▶ **Records about charts and figures**:

**********

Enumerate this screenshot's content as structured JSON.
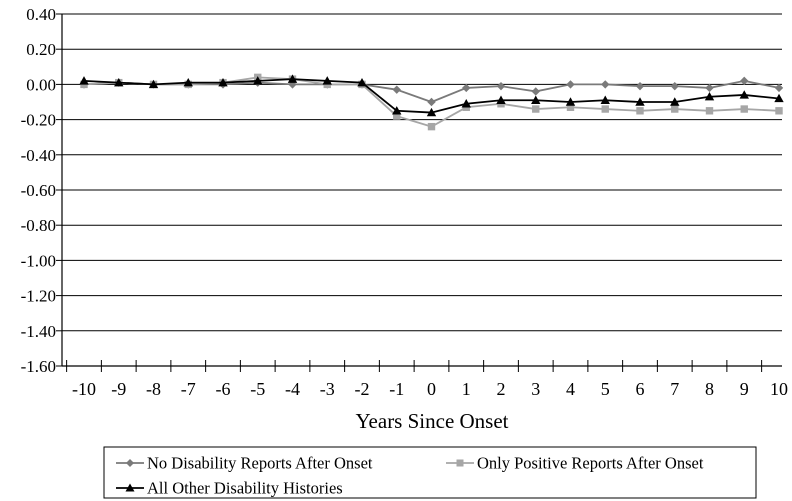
{
  "chart_data": {
    "type": "line",
    "title": "",
    "xlabel": "Years Since Onset",
    "ylabel": "",
    "x": [
      -10,
      -9,
      -8,
      -7,
      -6,
      -5,
      -4,
      -3,
      -2,
      -1,
      0,
      1,
      2,
      3,
      4,
      5,
      6,
      7,
      8,
      9,
      10
    ],
    "xlim": [
      -10,
      10
    ],
    "ylim": [
      -1.6,
      0.4
    ],
    "yticks": [
      "0.40",
      "0.20",
      "0.00",
      "-0.20",
      "-0.40",
      "-0.60",
      "-0.80",
      "-1.00",
      "-1.20",
      "-1.40",
      "-1.60"
    ],
    "ytick_values": [
      0.4,
      0.2,
      0.0,
      -0.2,
      -0.4,
      -0.6,
      -0.8,
      -1.0,
      -1.2,
      -1.4,
      -1.6
    ],
    "xticks": [
      "-10",
      "-9",
      "-8",
      "-7",
      "-6",
      "-5",
      "-4",
      "-3",
      "-2",
      "-1",
      "0",
      "1",
      "2",
      "3",
      "4",
      "5",
      "6",
      "7",
      "8",
      "9",
      "10"
    ],
    "grid": "horizontal",
    "legend_position": "bottom",
    "series": [
      {
        "name": "No Disability Reports After Onset",
        "color": "#7a7a7a",
        "marker": "diamond",
        "values": [
          0.0,
          0.01,
          0.0,
          0.0,
          0.0,
          0.01,
          0.0,
          0.0,
          0.0,
          -0.03,
          -0.1,
          -0.02,
          -0.01,
          -0.04,
          0.0,
          0.0,
          -0.01,
          -0.01,
          -0.02,
          0.02,
          -0.02
        ]
      },
      {
        "name": "Only Positive Reports After Onset",
        "color": "#a6a6a6",
        "marker": "square",
        "values": [
          0.0,
          0.01,
          0.0,
          0.0,
          0.01,
          0.04,
          0.03,
          0.0,
          0.0,
          -0.18,
          -0.24,
          -0.13,
          -0.11,
          -0.14,
          -0.13,
          -0.14,
          -0.15,
          -0.14,
          -0.15,
          -0.14,
          -0.15
        ]
      },
      {
        "name": "All Other Disability Histories",
        "color": "#000000",
        "marker": "triangle",
        "values": [
          0.02,
          0.01,
          0.0,
          0.01,
          0.01,
          0.02,
          0.03,
          0.02,
          0.01,
          -0.15,
          -0.16,
          -0.11,
          -0.09,
          -0.09,
          -0.1,
          -0.09,
          -0.1,
          -0.1,
          -0.07,
          -0.06,
          -0.08
        ]
      }
    ]
  }
}
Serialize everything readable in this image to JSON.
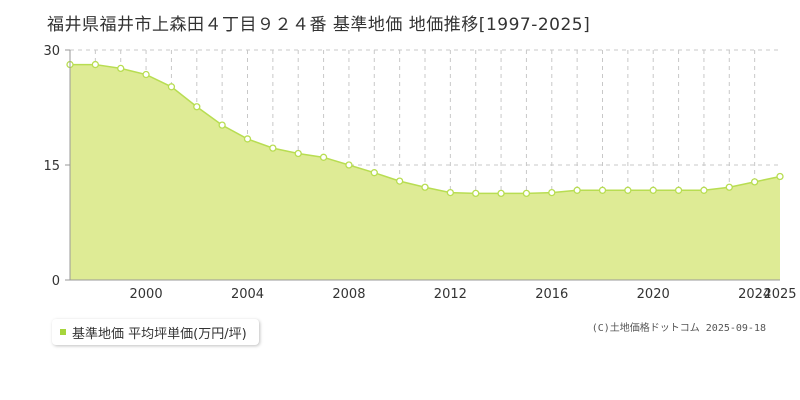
{
  "title": "福井県福井市上森田４丁目９２４番 基準地価 地価推移[1997-2025]",
  "legend": {
    "label": "基準地価 平均坪単価(万円/坪)"
  },
  "copyright": "(C)土地価格ドットコム 2025-09-18",
  "colors": {
    "fill": "#deeb95",
    "line": "#b8dd52",
    "marker_fill": "#ffffff",
    "grid": "#c8c8c8",
    "legend_swatch": "#a6d53c"
  },
  "chart_data": {
    "type": "area",
    "title": "",
    "xlabel": "",
    "ylabel": "",
    "xlim": [
      1997,
      2025
    ],
    "ylim": [
      0,
      30
    ],
    "y_ticks": [
      0,
      15,
      30
    ],
    "x_tick_labels": [
      2000,
      2004,
      2008,
      2012,
      2016,
      2020,
      2024,
      2025
    ],
    "grid": true,
    "series": [
      {
        "x": [
          1997,
          1998,
          1999,
          2000,
          2001,
          2002,
          2003,
          2004,
          2005,
          2006,
          2007,
          2008,
          2009,
          2010,
          2011,
          2012,
          2013,
          2014,
          2015,
          2016,
          2017,
          2018,
          2019,
          2020,
          2021,
          2022,
          2023,
          2024,
          2025
        ],
        "values": [
          28.1,
          28.1,
          27.6,
          26.8,
          25.2,
          22.6,
          20.2,
          18.4,
          17.2,
          16.5,
          16.0,
          15.0,
          14.0,
          12.9,
          12.1,
          11.4,
          11.3,
          11.3,
          11.3,
          11.4,
          11.7,
          11.7,
          11.7,
          11.7,
          11.7,
          11.7,
          12.1,
          12.8,
          13.5
        ]
      }
    ]
  }
}
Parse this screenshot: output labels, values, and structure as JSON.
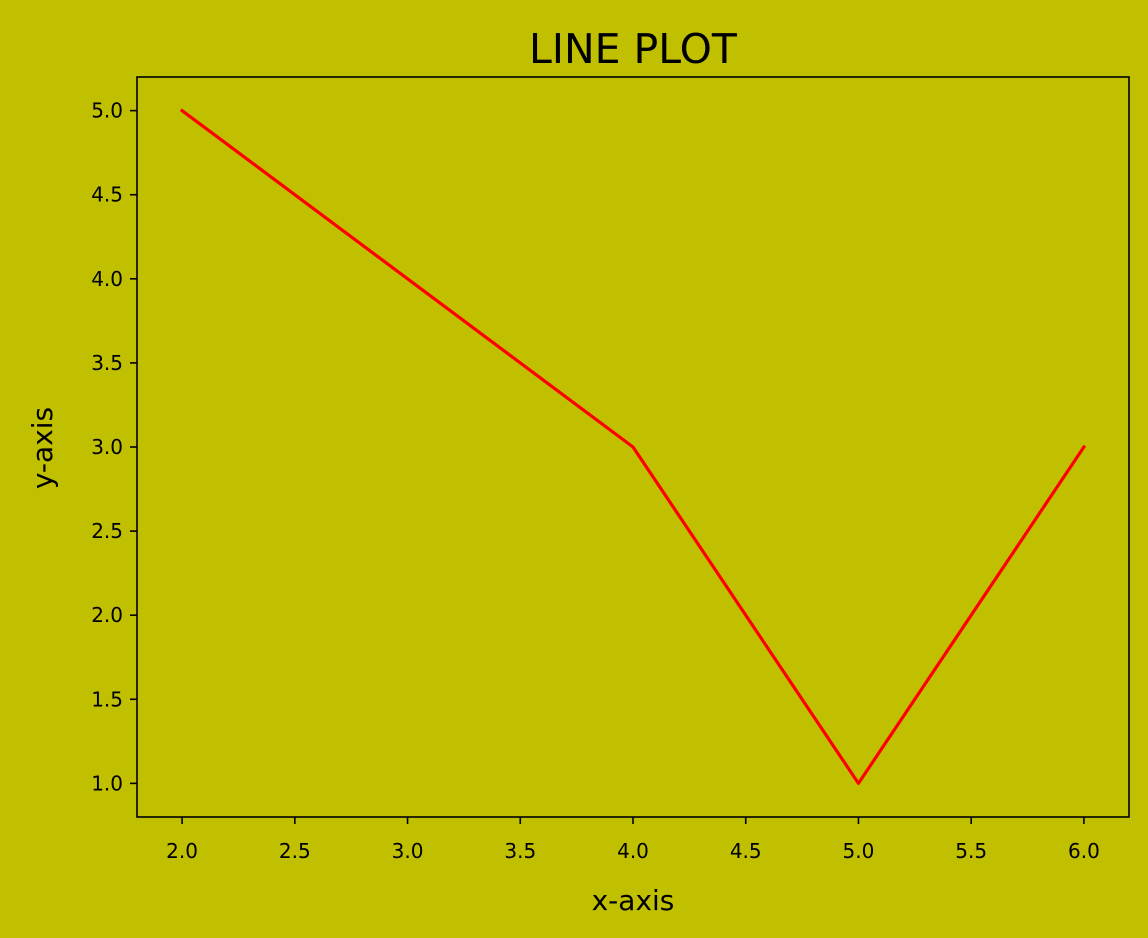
{
  "colors": {
    "figure_background": "#c0bf00",
    "axes_background": "#c0bf00",
    "line": "#ff0000",
    "axes_edge": "#000000",
    "text": "#000000"
  },
  "chart_data": {
    "type": "line",
    "title": "LINE PLOT",
    "xlabel": "x-axis",
    "ylabel": "y-axis",
    "xlim": [
      1.8,
      6.2
    ],
    "ylim": [
      0.8,
      5.2
    ],
    "grid": false,
    "xticks": [
      2.0,
      2.5,
      3.0,
      3.5,
      4.0,
      4.5,
      5.0,
      5.5,
      6.0
    ],
    "yticks": [
      1.0,
      1.5,
      2.0,
      2.5,
      3.0,
      3.5,
      4.0,
      4.5,
      5.0
    ],
    "xtick_labels": [
      "2.0",
      "2.5",
      "3.0",
      "3.5",
      "4.0",
      "4.5",
      "5.0",
      "5.5",
      "6.0"
    ],
    "ytick_labels": [
      "1.0",
      "1.5",
      "2.0",
      "2.5",
      "3.0",
      "3.5",
      "4.0",
      "4.5",
      "5.0"
    ],
    "series": [
      {
        "color": "#ff0000",
        "x": [
          2,
          4,
          5,
          6
        ],
        "y": [
          5,
          3,
          1,
          3
        ]
      }
    ]
  }
}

**********

▶ **The task**: Leave the pictures out and copy the rest of the data exactly.

▶ **Solution to the exercise**:
Enumerate this screenshot's content as structured JSON.
{
  "chart_data": {
    "type": "line",
    "title": "",
    "xlabel": "Years Since Onset",
    "ylabel": "",
    "x": [
      -10,
      -9,
      -8,
      -7,
      -6,
      -5,
      -4,
      -3,
      -2,
      -1,
      0,
      1,
      2,
      3,
      4,
      5,
      6,
      7,
      8,
      9,
      10
    ],
    "xlim": [
      -10,
      10
    ],
    "ylim": [
      -1.6,
      0.4
    ],
    "yticks": [
      "0.40",
      "0.20",
      "0.00",
      "-0.20",
      "-0.40",
      "-0.60",
      "-0.80",
      "-1.00",
      "-1.20",
      "-1.40",
      "-1.60"
    ],
    "ytick_values": [
      0.4,
      0.2,
      0.0,
      -0.2,
      -0.4,
      -0.6,
      -0.8,
      -1.0,
      -1.2,
      -1.4,
      -1.6
    ],
    "xticks": [
      "-10",
      "-9",
      "-8",
      "-7",
      "-6",
      "-5",
      "-4",
      "-3",
      "-2",
      "-1",
      "0",
      "1",
      "2",
      "3",
      "4",
      "5",
      "6",
      "7",
      "8",
      "9",
      "10"
    ],
    "grid": "horizontal",
    "legend_position": "bottom",
    "series": [
      {
        "name": "No Disability Reports After Onset",
        "color": "#7a7a7a",
        "marker": "diamond",
        "values": [
          0.0,
          0.01,
          0.0,
          0.0,
          0.0,
          0.01,
          0.0,
          0.0,
          0.0,
          -0.03,
          -0.1,
          -0.02,
          -0.01,
          -0.04,
          0.0,
          0.0,
          -0.01,
          -0.01,
          -0.02,
          0.02,
          -0.02
        ]
      },
      {
        "name": "Only Positive Reports After Onset",
        "color": "#a6a6a6",
        "marker": "square",
        "values": [
          0.0,
          0.01,
          0.0,
          0.0,
          0.01,
          0.04,
          0.03,
          0.0,
          0.0,
          -0.18,
          -0.24,
          -0.13,
          -0.11,
          -0.14,
          -0.13,
          -0.14,
          -0.15,
          -0.14,
          -0.15,
          -0.14,
          -0.15
        ]
      },
      {
        "name": "All Other Disability Histories",
        "color": "#000000",
        "marker": "triangle",
        "values": [
          0.02,
          0.01,
          0.0,
          0.01,
          0.01,
          0.02,
          0.03,
          0.02,
          0.01,
          -0.15,
          -0.16,
          -0.11,
          -0.09,
          -0.09,
          -0.1,
          -0.09,
          -0.1,
          -0.1,
          -0.07,
          -0.06,
          -0.08
        ]
      }
    ]
  }
}
Serialize everything readable in this image to JSON.
{
  "title": "福井県福井市上森田４丁目９２４番 基準地価 地価推移[1997-2025]",
  "legend": {
    "label": "基準地価 平均坪単価(万円/坪)"
  },
  "copyright": "(C)土地価格ドットコム 2025-09-18",
  "colors": {
    "fill": "#deeb95",
    "line": "#b8dd52",
    "marker_fill": "#ffffff",
    "grid": "#c8c8c8",
    "legend_swatch": "#a6d53c"
  },
  "chart_data": {
    "type": "area",
    "title": "",
    "xlabel": "",
    "ylabel": "",
    "xlim": [
      1997,
      2025
    ],
    "ylim": [
      0,
      30
    ],
    "y_ticks": [
      0,
      15,
      30
    ],
    "x_tick_labels": [
      2000,
      2004,
      2008,
      2012,
      2016,
      2020,
      2024,
      2025
    ],
    "grid": true,
    "series": [
      {
        "x": [
          1997,
          1998,
          1999,
          2000,
          2001,
          2002,
          2003,
          2004,
          2005,
          2006,
          2007,
          2008,
          2009,
          2010,
          2011,
          2012,
          2013,
          2014,
          2015,
          2016,
          2017,
          2018,
          2019,
          2020,
          2021,
          2022,
          2023,
          2024,
          2025
        ],
        "values": [
          28.1,
          28.1,
          27.6,
          26.8,
          25.2,
          22.6,
          20.2,
          18.4,
          17.2,
          16.5,
          16.0,
          15.0,
          14.0,
          12.9,
          12.1,
          11.4,
          11.3,
          11.3,
          11.3,
          11.4,
          11.7,
          11.7,
          11.7,
          11.7,
          11.7,
          11.7,
          12.1,
          12.8,
          13.5
        ]
      }
    ]
  }
}
Parse this screenshot: output labels, values, and structure as JSON.
{
  "colors": {
    "figure_background": "#c0bf00",
    "axes_background": "#c0bf00",
    "line": "#ff0000",
    "axes_edge": "#000000",
    "text": "#000000"
  },
  "chart_data": {
    "type": "line",
    "title": "LINE PLOT",
    "xlabel": "x-axis",
    "ylabel": "y-axis",
    "xlim": [
      1.8,
      6.2
    ],
    "ylim": [
      0.8,
      5.2
    ],
    "grid": false,
    "xticks": [
      2.0,
      2.5,
      3.0,
      3.5,
      4.0,
      4.5,
      5.0,
      5.5,
      6.0
    ],
    "yticks": [
      1.0,
      1.5,
      2.0,
      2.5,
      3.0,
      3.5,
      4.0,
      4.5,
      5.0
    ],
    "xtick_labels": [
      "2.0",
      "2.5",
      "3.0",
      "3.5",
      "4.0",
      "4.5",
      "5.0",
      "5.5",
      "6.0"
    ],
    "ytick_labels": [
      "1.0",
      "1.5",
      "2.0",
      "2.5",
      "3.0",
      "3.5",
      "4.0",
      "4.5",
      "5.0"
    ],
    "series": [
      {
        "color": "#ff0000",
        "x": [
          2,
          4,
          5,
          6
        ],
        "y": [
          5,
          3,
          1,
          3
        ]
      }
    ]
  }
}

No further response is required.